#### [Text passage]
Complicit in Corruption: How German Companies Bribed Their Way to Greek Deals
Greece's rampant corruption is one of the reasons why the country's economy is in such a mess. German companies have taken advantage of the system for years in order to secure lucrative deals.
Miza and fakelaki are the lubrication that keeps the Greek economy running smoothly. Fakelaki -- literally "small envelope" -- is a payment used when Greeks need to be treated by a doctor or are having trouble with a tax auditor.
Miza, on the other hand, is the money that doesn't fit into a small envelope and requires something bigger, like a suitcase, or when the cash needs to be squirreled away in an account in one of the world's many tax havens. Without miza -- i.e., bribes -- virtually no foreign company could do business in Greece. Large government contracts are particularly prone to miza.
These deals often allow millions to flow via shell corporations around the world and back into the pockets of industrialists, civil servants, the military and politicians. Meanwhile, the payments are usually declared on the company's books as commissions for negotiating contracts. And German industry is one of the major players in the game of miza Monopoly.
Highly Lucrative Deals
Germany is one of Greece's leading trading partners. Last year, Germany exported goods worth 6.7 billion ($8.5 billion) to Greece -- compared to a volume of imports of only 1.9 billion. But what methods are used to achieve this enormous surplus?
According to the US Securities and Exchange Commission, for example, German carmaker Daimler has paid miza in past years to pave the way for vehicle deliveries to Greece. And even Germany's national railway operator Deutsche Bahn apparently resorted to bribes to win an underground railway contract in the run-up to the 2004 Olympic Games in Athens. To clinch the deal, a six-digit sum was reportedly given to a Greek decision-maker via an adviser. Transparency International rates Greece as the one of the most corrupt countries in Europe.
Such business deals are highly lucrative -- even with miza. "Anyone who pays bribes to get a government contract can pad his margin with a few extra million," says one investigator. "The excessive prices are of course shouldered by taxpayers."
This man must know what he is talking about -- he's been investigating for years the Siemens corruption scandal, in which a double-digit million euro amount was allegedly siphoned off for kickbacks in Greece. The Siemens branch in Athens reportedly relied on such sums to fuel the company's business deals in Greece until the year 2006. This included contracts with the former state-owned telecommunications company OTE, surveillance and security technology in connection with the 2004 Olympic Games, and underground railways.

Region annotation data
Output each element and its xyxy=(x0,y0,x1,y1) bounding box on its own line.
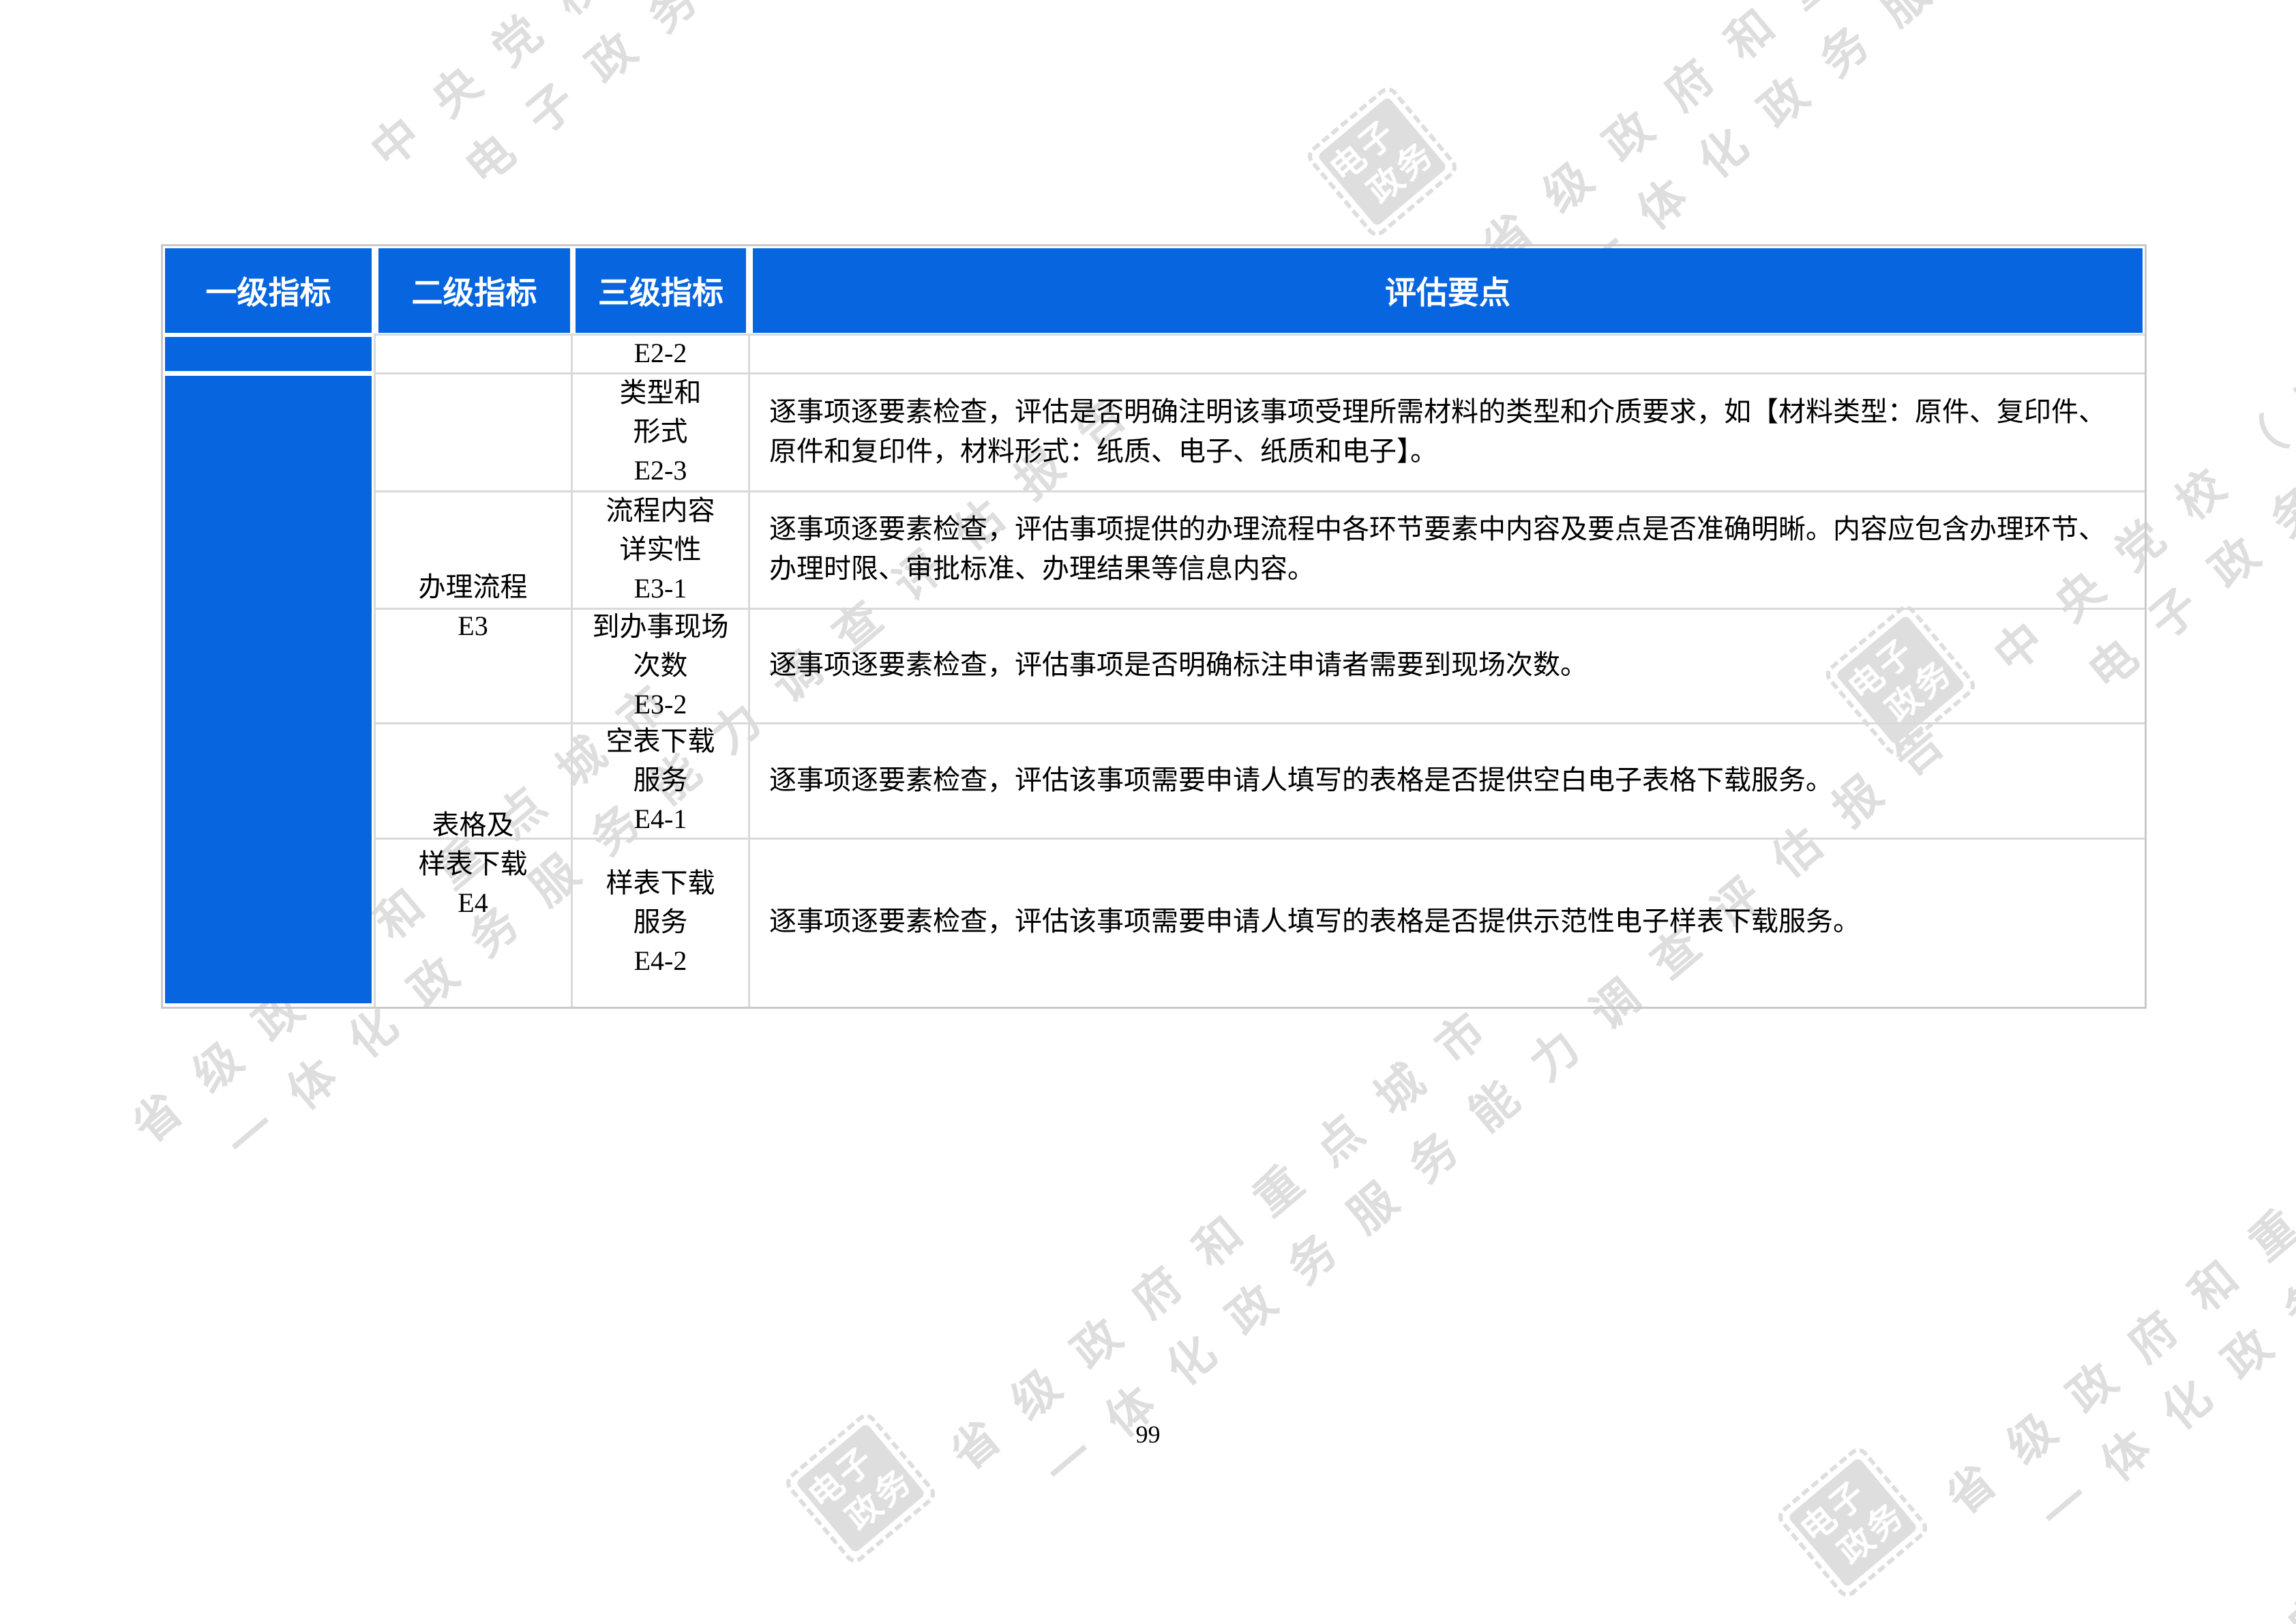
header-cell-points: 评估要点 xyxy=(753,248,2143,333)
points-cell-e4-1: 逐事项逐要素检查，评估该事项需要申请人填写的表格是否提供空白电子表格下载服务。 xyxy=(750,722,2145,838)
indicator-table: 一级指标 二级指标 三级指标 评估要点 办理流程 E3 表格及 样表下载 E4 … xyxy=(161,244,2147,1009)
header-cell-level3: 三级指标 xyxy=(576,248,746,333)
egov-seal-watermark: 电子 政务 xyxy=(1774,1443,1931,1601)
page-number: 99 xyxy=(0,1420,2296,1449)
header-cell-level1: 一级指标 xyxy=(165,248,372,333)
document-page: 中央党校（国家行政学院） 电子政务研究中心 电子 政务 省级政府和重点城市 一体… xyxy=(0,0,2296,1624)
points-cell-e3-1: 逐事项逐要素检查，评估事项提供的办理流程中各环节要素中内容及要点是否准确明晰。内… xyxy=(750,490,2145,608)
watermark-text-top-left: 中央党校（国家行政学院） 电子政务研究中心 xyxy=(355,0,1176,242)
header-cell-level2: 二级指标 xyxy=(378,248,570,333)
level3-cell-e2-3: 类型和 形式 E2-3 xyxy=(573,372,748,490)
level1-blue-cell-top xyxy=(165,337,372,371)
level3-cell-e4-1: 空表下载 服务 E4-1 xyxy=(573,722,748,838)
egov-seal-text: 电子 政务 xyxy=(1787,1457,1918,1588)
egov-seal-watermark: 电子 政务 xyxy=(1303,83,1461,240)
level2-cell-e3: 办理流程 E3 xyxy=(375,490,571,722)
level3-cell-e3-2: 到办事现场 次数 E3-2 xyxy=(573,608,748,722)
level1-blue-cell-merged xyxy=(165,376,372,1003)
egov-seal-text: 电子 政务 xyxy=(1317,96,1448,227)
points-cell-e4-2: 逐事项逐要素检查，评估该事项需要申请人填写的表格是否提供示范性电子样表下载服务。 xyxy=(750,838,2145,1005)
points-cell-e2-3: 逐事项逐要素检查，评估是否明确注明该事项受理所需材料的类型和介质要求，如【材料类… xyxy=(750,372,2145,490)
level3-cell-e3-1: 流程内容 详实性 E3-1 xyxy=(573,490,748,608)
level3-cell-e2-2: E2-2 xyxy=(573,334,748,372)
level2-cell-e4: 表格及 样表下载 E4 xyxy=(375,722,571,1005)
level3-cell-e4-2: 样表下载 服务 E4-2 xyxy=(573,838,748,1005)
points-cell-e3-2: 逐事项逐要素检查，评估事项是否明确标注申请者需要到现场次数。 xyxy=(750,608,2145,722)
==
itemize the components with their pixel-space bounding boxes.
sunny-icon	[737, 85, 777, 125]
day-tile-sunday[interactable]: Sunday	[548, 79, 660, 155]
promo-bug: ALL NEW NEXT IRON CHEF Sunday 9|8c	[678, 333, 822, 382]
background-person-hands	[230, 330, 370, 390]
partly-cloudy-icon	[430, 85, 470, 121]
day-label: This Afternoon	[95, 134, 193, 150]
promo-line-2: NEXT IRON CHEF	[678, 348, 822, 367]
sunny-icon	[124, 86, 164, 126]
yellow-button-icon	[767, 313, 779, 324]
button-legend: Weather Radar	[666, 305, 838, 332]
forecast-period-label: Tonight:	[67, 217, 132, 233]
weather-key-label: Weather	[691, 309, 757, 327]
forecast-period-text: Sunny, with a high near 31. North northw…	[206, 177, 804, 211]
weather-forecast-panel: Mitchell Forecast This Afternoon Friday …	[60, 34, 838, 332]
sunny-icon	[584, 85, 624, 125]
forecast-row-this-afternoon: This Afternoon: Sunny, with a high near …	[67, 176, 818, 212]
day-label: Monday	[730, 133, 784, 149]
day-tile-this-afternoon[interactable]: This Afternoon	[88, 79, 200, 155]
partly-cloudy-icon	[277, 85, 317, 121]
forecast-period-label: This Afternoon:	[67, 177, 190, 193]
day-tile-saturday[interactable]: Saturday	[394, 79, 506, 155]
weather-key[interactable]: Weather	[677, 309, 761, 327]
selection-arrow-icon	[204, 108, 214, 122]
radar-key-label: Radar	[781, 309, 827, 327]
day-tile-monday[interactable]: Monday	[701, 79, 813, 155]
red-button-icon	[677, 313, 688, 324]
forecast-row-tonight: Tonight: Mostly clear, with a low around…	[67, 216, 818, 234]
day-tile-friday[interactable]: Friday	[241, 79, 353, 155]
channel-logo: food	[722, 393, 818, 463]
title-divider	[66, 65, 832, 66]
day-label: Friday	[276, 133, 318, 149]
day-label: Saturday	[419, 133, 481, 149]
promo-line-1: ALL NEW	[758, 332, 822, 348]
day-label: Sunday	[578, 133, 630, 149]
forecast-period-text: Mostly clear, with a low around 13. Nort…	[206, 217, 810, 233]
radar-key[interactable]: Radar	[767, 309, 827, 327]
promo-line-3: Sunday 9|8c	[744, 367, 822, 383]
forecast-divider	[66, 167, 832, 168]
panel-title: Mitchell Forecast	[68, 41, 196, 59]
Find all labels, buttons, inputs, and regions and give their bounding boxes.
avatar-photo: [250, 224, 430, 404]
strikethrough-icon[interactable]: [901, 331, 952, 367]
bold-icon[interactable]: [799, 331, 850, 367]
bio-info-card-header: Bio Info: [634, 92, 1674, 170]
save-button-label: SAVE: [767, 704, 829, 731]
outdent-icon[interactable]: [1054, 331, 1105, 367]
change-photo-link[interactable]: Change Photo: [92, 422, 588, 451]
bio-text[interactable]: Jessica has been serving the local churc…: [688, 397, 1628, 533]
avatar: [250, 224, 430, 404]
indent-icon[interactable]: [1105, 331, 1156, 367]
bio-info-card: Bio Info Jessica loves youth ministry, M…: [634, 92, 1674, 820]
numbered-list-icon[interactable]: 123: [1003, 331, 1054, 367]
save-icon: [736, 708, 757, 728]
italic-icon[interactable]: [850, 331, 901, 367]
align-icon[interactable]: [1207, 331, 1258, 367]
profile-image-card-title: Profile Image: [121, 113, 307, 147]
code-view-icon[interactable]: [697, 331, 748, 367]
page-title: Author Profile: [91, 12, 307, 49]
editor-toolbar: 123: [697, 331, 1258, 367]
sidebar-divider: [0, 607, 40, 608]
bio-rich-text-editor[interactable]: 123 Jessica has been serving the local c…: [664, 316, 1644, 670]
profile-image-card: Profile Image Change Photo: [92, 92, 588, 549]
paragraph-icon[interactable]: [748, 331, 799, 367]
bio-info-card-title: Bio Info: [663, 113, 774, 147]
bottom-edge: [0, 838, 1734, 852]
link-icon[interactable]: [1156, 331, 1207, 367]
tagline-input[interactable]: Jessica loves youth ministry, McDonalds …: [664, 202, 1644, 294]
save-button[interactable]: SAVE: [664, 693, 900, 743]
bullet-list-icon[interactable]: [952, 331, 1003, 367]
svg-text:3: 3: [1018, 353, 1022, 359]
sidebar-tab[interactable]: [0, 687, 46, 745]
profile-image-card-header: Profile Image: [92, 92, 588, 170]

#### [What you are asked to do]
Could you reproduce the article on German bribery in Greece, everything from "Miza and fakelaki" down to "a tax auditor.", and switch "tax auditor" to "customs officer"?

#### [Completed exercise]
Miza and fakelaki are the lubrication that keeps the Greek economy running smoothly. Fakelaki -- literally "small envelope" -- is a payment used when Greeks need to be treated by a doctor or are having trouble with a customs officer.